Return the entries verbatim and drop every picture.
[start Given records]
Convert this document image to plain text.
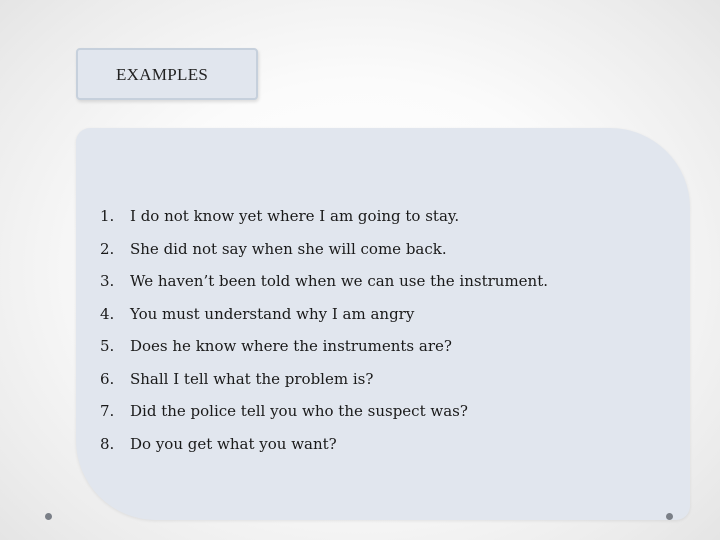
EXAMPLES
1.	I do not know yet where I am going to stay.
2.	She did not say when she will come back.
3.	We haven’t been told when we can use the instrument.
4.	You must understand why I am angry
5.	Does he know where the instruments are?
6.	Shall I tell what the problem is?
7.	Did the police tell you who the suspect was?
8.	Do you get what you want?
[end Given records]
Result of the exercise:
Convert this document image to plain text.
EXAMPLES
1.	I do not know yet where I am going to stay.
2.	She did not say when she will come back.
3.	We haven’t been told when we can use the instrument.
4.	You must understand why I am angry
5.	Does he know where the instruments are?
6.	Shall I tell what the problem is?
7.	Did the police tell you who the suspect was?
8.	Do you get what you want?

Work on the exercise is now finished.